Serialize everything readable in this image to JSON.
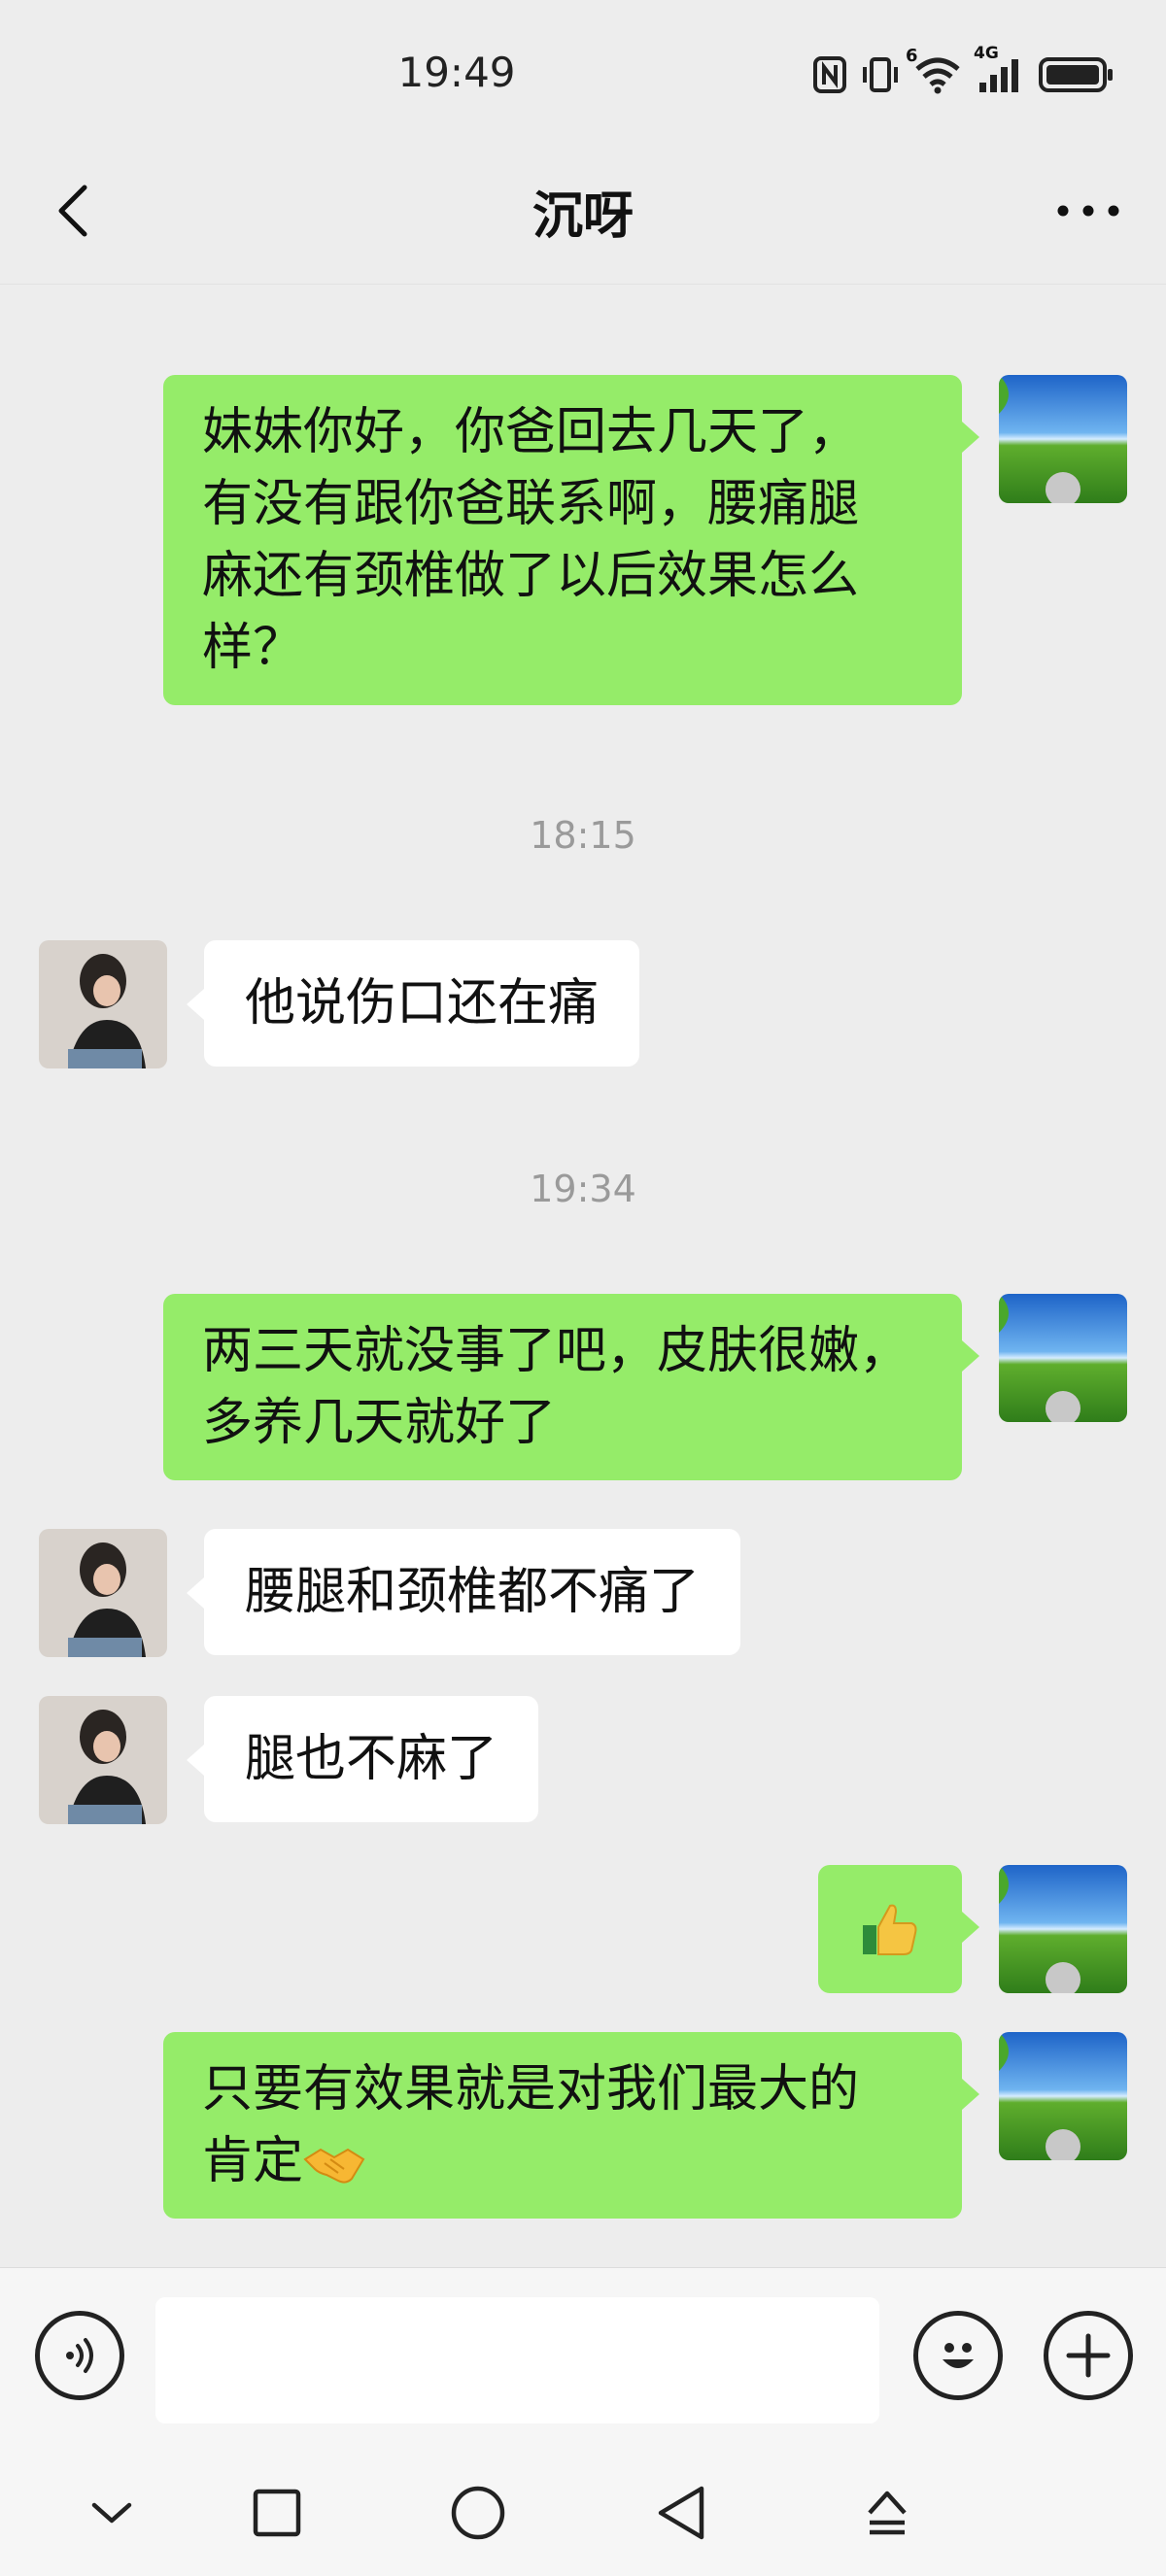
{
  "status_bar": {
    "time": "19:49",
    "icons": [
      "nfc-icon",
      "vibrate-icon",
      "wifi-icon",
      "signal-4g-icon",
      "battery-icon"
    ],
    "wifi_label": "6",
    "network_label": "4G"
  },
  "header": {
    "title": "沉呀",
    "back_icon": "chevron-left-icon",
    "more_icon": "more-dots-icon"
  },
  "messages": [
    {
      "type": "outgoing",
      "text": "妹妹你好，你爸回去几天了，\n有没有跟你爸联系啊，腰痛腿\n麻还有颈椎做了以后效果怎么\n样？"
    },
    {
      "type": "timestamp",
      "text": "18:15"
    },
    {
      "type": "incoming",
      "text": "他说伤口还在痛"
    },
    {
      "type": "timestamp",
      "text": "19:34"
    },
    {
      "type": "outgoing",
      "text": "两三天就没事了吧，皮肤很嫩，\n多养几天就好了"
    },
    {
      "type": "incoming",
      "text": "腰腿和颈椎都不痛了"
    },
    {
      "type": "incoming",
      "text": "腿也不麻了"
    },
    {
      "type": "outgoing",
      "emoji": "thumbs-up-emoji"
    },
    {
      "type": "outgoing",
      "text": "只要有效果就是对我们最大的\n肯定",
      "trailing_emoji": "handshake-emoji"
    }
  ],
  "input_bar": {
    "voice_icon": "voice-icon",
    "emoji_icon": "smiley-icon",
    "plus_icon": "plus-icon",
    "placeholder": ""
  },
  "nav_bar": {
    "icons": [
      "chevron-down-icon",
      "square-icon",
      "circle-icon",
      "triangle-back-icon",
      "eject-icon"
    ]
  },
  "colors": {
    "background": "#ededed",
    "outgoing_bubble": "#95ec69",
    "incoming_bubble": "#ffffff",
    "timestamp_text": "#9a9a9a"
  }
}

§

● Task details
Skip the pictures and print each record exactly as it stands.

● Answer to the task
Serialize everything readable in this image to JSON.
{
  "status_bar": {
    "time": "19:49",
    "icons": [
      "nfc-icon",
      "vibrate-icon",
      "wifi-icon",
      "signal-4g-icon",
      "battery-icon"
    ],
    "wifi_label": "6",
    "network_label": "4G"
  },
  "header": {
    "title": "沉呀",
    "back_icon": "chevron-left-icon",
    "more_icon": "more-dots-icon"
  },
  "messages": [
    {
      "type": "outgoing",
      "text": "妹妹你好，你爸回去几天了，\n有没有跟你爸联系啊，腰痛腿\n麻还有颈椎做了以后效果怎么\n样？"
    },
    {
      "type": "timestamp",
      "text": "18:15"
    },
    {
      "type": "incoming",
      "text": "他说伤口还在痛"
    },
    {
      "type": "timestamp",
      "text": "19:34"
    },
    {
      "type": "outgoing",
      "text": "两三天就没事了吧，皮肤很嫩，\n多养几天就好了"
    },
    {
      "type": "incoming",
      "text": "腰腿和颈椎都不痛了"
    },
    {
      "type": "incoming",
      "text": "腿也不麻了"
    },
    {
      "type": "outgoing",
      "emoji": "thumbs-up-emoji"
    },
    {
      "type": "outgoing",
      "text": "只要有效果就是对我们最大的\n肯定",
      "trailing_emoji": "handshake-emoji"
    }
  ],
  "input_bar": {
    "voice_icon": "voice-icon",
    "emoji_icon": "smiley-icon",
    "plus_icon": "plus-icon",
    "placeholder": ""
  },
  "nav_bar": {
    "icons": [
      "chevron-down-icon",
      "square-icon",
      "circle-icon",
      "triangle-back-icon",
      "eject-icon"
    ]
  },
  "colors": {
    "background": "#ededed",
    "outgoing_bubble": "#95ec69",
    "incoming_bubble": "#ffffff",
    "timestamp_text": "#9a9a9a"
  }
}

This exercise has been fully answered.